→ **GIVEN INSTRUCTION**: Go through the entries below and pick out every line with "into".

→ **DATA LINES**:
[start]

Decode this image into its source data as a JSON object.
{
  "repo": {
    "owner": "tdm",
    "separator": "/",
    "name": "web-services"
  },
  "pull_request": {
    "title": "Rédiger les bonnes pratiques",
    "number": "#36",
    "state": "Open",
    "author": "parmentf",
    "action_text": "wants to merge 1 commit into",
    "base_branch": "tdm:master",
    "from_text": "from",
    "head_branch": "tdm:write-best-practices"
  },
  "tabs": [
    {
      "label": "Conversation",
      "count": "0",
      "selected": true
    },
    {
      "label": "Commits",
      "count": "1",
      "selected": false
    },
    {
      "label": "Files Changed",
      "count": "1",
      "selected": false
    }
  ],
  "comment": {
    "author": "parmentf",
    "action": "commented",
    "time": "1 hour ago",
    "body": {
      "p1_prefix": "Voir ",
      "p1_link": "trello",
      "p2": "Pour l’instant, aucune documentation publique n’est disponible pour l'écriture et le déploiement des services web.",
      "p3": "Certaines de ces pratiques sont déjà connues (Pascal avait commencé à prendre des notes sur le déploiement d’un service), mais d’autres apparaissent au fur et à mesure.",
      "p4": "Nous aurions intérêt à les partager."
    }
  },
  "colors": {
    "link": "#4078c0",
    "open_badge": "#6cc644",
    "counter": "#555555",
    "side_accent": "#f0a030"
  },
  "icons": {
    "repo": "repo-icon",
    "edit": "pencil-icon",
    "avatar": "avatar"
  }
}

[end]

→ **ANSWER**:
Decode this image into its source data as a JSON object.
    "action_text": "wants to merge 1 commit into",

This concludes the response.